* [Work to be completed]:
In the following material, identify every line holding the string "filename" and return it.

* [Extracted data]:
>> Start
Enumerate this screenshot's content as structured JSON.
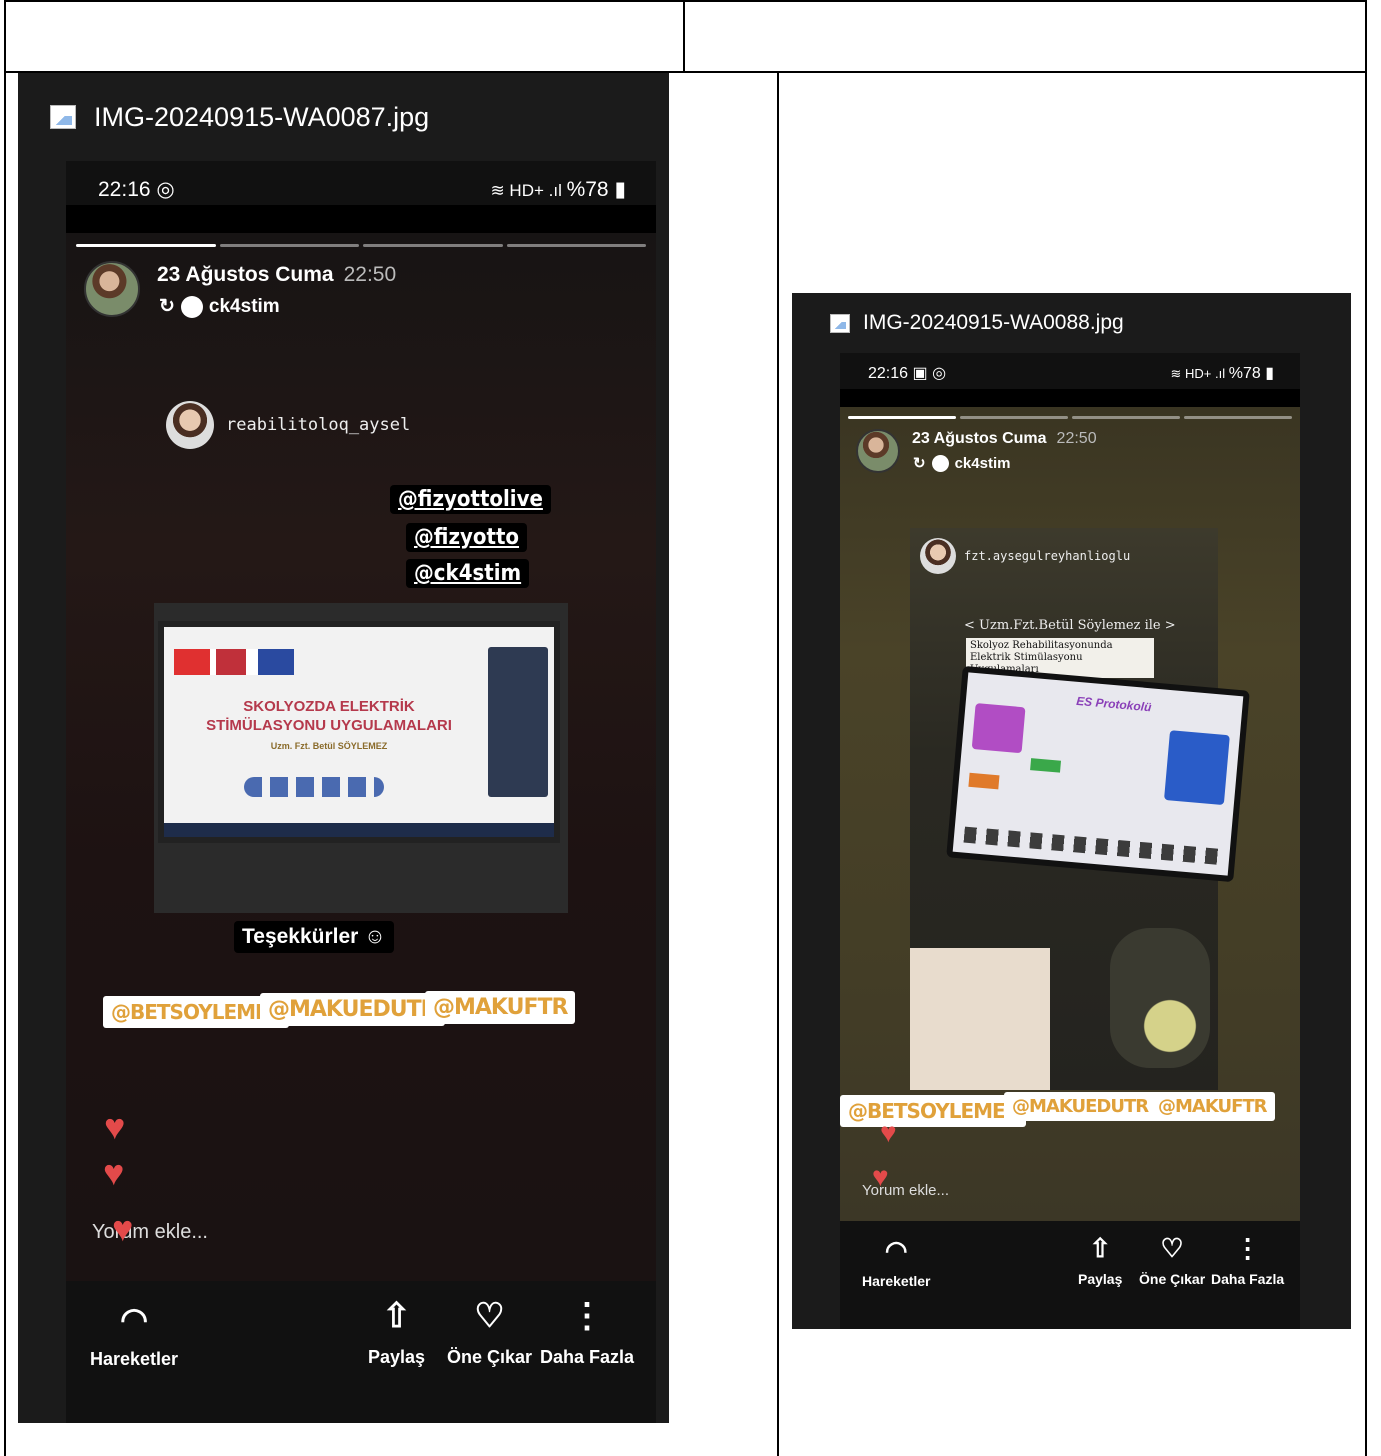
{
  "left": {
    "filename": "IMG-20240915-WA0087.jpg",
    "status": {
      "time": "22:16",
      "right": "%78"
    },
    "story": {
      "date": "23 Ağustos Cuma",
      "time": "22:50",
      "username": "ck4stim",
      "mentioned_user": "reabilitoloq_aysel",
      "tags": [
        "@fizyottolive",
        "@fizyotto",
        "@ck4stim"
      ],
      "slide_title_line1": "SKOLYOZDA ELEKTRİK",
      "slide_title_line2": "STİMÜLASYONU UYGULAMALARI",
      "slide_speaker": "Uzm. Fzt. Betül SÖYLEMEZ",
      "thanks": "Teşekkürler",
      "sticker_tags": [
        "@BETSOYLEMEZ",
        "@MAKUEDUTR",
        "@MAKUFTR"
      ],
      "comment_placeholder": "Yorum ekle..."
    },
    "bottom": [
      "Hareketler",
      "Paylaş",
      "Öne Çıkar",
      "Daha Fazla"
    ]
  },
  "right": {
    "filename": "IMG-20240915-WA0088.jpg",
    "status": {
      "time": "22:16",
      "right": "%78"
    },
    "story": {
      "date": "23 Ağustos Cuma",
      "time": "22:50",
      "username": "ck4stim",
      "mentioned_user": "fzt.aysegulreyhanlioglu",
      "caption_line1": "< Uzm.Fzt.Betül Söylemez ile >",
      "caption_line2": "Skolyoz Rehabilitasyonunda Elektrik Stimülasyonu Uygulamaları",
      "slide_heading": "ES Protokolü",
      "sticker_tags": [
        "@BETSOYLEMEZ",
        "@MAKUEDUTR",
        "@MAKUFTR"
      ],
      "comment_placeholder": "Yorum ekle..."
    },
    "bottom": [
      "Hareketler",
      "Paylaş",
      "Öne Çıkar",
      "Daha Fazla"
    ]
  }
}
>> End
* [Worked answer]:
    "filename": "IMG-20240915-WA0087.jpg",
    "filename": "IMG-20240915-WA0088.jpg",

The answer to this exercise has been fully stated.